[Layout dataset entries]
-*-
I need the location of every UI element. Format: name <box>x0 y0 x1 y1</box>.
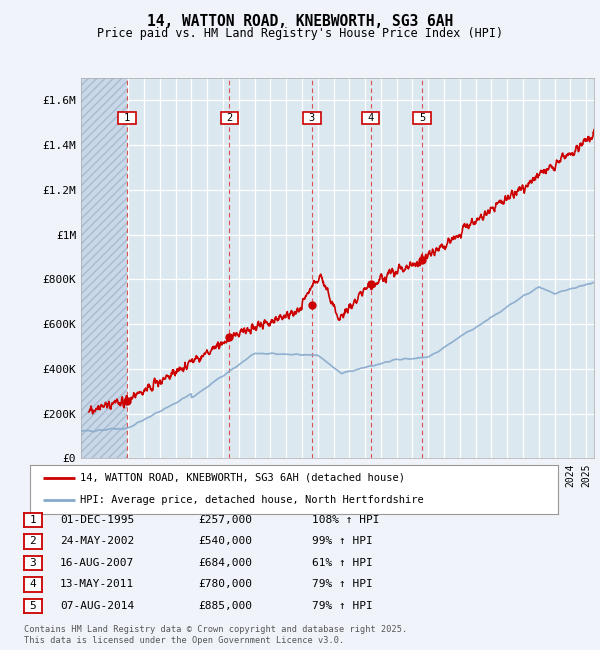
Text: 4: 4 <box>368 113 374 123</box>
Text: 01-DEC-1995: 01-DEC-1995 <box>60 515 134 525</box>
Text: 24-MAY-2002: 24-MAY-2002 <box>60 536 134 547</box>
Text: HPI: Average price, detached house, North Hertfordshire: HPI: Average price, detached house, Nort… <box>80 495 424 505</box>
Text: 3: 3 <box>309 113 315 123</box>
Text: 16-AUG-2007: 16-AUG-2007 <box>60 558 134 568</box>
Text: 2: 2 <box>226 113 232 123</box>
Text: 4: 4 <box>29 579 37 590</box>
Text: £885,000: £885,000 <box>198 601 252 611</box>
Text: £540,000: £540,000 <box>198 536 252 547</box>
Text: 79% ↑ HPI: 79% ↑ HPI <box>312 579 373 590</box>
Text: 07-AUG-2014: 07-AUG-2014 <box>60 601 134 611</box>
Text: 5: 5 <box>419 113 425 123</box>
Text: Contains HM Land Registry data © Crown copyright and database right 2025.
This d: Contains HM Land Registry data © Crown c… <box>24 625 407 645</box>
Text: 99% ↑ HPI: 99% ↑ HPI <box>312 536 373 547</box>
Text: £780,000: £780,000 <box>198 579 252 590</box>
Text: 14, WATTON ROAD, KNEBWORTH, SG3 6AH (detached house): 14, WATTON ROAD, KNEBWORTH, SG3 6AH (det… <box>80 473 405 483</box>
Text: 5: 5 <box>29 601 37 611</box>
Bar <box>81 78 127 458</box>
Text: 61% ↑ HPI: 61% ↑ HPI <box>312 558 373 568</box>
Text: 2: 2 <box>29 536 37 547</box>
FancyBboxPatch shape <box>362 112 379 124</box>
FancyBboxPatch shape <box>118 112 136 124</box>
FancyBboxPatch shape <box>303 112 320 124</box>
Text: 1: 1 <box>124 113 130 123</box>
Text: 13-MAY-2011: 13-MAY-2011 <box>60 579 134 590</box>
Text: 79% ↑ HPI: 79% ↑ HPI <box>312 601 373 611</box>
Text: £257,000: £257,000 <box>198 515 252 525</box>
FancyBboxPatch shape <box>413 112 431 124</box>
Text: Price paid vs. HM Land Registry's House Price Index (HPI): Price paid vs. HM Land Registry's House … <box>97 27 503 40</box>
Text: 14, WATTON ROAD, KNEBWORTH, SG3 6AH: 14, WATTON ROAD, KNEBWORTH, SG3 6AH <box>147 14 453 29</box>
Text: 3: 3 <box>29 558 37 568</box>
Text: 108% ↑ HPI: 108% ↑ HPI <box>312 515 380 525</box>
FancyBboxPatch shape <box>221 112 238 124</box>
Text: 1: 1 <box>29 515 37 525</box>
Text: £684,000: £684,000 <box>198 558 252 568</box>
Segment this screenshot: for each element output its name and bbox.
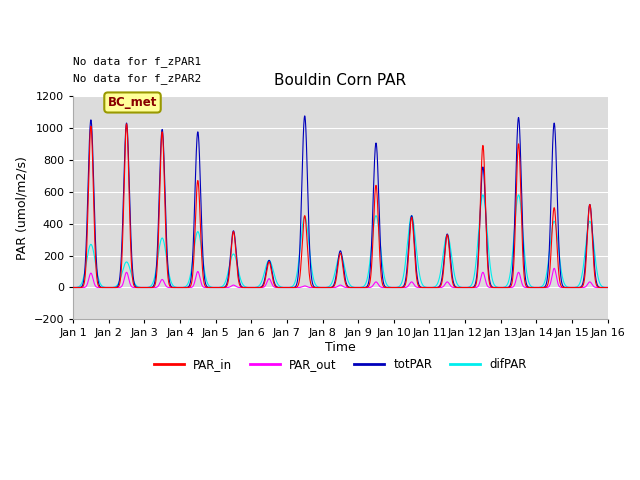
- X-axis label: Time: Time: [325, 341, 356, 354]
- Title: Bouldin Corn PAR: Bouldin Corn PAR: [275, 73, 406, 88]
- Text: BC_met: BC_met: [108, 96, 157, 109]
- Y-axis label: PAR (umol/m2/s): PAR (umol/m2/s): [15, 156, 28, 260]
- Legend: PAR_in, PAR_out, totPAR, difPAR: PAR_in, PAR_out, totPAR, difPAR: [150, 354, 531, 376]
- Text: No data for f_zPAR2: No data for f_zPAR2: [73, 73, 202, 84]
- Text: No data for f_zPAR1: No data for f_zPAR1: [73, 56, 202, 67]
-*-
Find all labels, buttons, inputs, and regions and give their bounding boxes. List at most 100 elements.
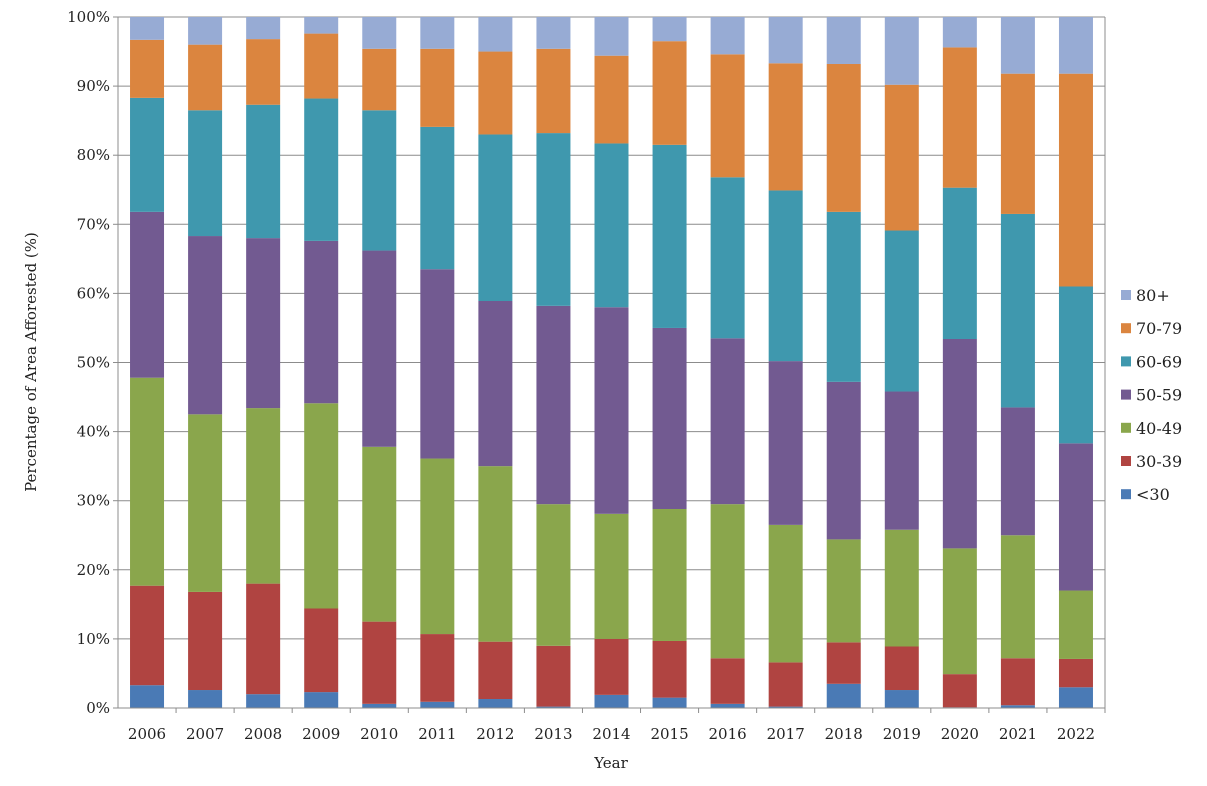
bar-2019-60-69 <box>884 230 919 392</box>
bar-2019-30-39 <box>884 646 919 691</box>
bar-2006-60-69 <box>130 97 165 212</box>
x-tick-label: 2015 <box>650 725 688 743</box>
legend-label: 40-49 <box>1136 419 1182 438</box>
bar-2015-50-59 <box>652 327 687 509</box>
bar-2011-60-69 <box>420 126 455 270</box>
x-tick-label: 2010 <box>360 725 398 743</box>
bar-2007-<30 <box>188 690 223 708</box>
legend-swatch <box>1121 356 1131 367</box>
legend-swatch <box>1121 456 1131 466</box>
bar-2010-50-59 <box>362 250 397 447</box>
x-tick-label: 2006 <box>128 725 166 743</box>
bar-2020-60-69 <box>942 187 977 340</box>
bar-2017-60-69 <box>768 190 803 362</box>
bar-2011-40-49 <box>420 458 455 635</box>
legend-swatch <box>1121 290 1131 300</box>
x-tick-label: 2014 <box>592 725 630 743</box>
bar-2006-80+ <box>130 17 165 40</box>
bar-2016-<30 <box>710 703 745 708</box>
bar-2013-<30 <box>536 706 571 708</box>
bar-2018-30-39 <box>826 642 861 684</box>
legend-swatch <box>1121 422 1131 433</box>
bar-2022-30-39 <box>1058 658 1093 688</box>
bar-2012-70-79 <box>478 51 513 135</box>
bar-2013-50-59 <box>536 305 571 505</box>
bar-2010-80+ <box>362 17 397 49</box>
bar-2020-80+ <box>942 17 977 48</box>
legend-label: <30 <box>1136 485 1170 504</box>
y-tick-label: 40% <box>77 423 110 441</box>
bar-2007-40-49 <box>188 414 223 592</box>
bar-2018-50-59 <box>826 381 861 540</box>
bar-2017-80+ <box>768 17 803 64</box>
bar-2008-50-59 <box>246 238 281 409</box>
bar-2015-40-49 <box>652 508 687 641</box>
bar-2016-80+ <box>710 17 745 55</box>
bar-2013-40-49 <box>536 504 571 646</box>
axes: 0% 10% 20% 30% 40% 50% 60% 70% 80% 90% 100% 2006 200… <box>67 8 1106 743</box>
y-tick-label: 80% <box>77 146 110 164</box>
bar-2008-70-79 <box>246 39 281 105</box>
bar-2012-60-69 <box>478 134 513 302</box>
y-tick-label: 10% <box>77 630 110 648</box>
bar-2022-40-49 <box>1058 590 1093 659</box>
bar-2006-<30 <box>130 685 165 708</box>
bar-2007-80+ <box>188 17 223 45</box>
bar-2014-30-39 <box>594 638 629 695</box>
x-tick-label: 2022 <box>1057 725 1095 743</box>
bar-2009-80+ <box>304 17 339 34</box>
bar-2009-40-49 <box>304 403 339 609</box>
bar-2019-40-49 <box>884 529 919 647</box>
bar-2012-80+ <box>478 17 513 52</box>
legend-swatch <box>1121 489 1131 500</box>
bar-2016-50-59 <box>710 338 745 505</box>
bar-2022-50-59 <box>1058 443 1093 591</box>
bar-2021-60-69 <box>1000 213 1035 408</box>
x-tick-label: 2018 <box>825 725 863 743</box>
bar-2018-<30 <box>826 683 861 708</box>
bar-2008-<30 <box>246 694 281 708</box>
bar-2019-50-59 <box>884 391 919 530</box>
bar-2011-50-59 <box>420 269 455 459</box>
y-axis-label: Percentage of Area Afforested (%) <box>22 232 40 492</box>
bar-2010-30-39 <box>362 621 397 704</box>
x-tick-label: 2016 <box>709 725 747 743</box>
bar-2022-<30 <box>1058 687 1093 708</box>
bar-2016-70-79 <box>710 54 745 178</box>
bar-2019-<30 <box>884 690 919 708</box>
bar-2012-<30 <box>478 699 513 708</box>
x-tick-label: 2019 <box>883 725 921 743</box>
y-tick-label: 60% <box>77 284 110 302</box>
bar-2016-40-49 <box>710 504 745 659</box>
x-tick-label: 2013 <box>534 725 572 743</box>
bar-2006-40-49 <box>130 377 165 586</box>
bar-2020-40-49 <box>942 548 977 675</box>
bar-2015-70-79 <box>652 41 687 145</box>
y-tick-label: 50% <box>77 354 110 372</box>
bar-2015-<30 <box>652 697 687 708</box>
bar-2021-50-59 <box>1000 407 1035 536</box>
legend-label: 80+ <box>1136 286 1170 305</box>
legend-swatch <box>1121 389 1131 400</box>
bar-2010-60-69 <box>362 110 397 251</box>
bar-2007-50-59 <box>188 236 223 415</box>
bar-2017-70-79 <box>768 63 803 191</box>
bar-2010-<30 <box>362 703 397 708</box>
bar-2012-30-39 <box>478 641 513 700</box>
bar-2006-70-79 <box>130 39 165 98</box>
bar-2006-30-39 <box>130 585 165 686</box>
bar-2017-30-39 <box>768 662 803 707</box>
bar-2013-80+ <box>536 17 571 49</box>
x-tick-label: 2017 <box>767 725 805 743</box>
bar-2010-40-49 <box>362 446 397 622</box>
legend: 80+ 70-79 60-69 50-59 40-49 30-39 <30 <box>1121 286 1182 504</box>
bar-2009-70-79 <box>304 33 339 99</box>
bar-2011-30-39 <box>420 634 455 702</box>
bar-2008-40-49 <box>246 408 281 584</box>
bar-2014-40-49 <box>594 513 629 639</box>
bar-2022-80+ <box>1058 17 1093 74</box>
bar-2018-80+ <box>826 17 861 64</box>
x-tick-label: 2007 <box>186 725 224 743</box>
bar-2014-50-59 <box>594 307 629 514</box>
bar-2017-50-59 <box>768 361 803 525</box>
-*-
Copy out the records above word for word, beginning with the line that contains "- X-axis label: Time: Time: [325, 341, 356, 354]" and continuing through the line that contains "- Text: No data for f_zPAR1: No".

- X-axis label: Time: Time: [325, 341, 356, 354]
- Title: Bouldin Corn PAR: Bouldin Corn PAR: [275, 73, 406, 88]
- Text: BC_met: BC_met: [108, 96, 157, 109]
- Y-axis label: PAR (umol/m2/s): PAR (umol/m2/s): [15, 156, 28, 260]
- Legend: PAR_in, PAR_out, totPAR, difPAR: PAR_in, PAR_out, totPAR, difPAR: [150, 354, 531, 376]
- Text: No data for f_zPAR2: No data for f_zPAR2: [73, 73, 202, 84]
- Text: No data for f_zPAR1: No data for f_zPAR1: [73, 56, 202, 67]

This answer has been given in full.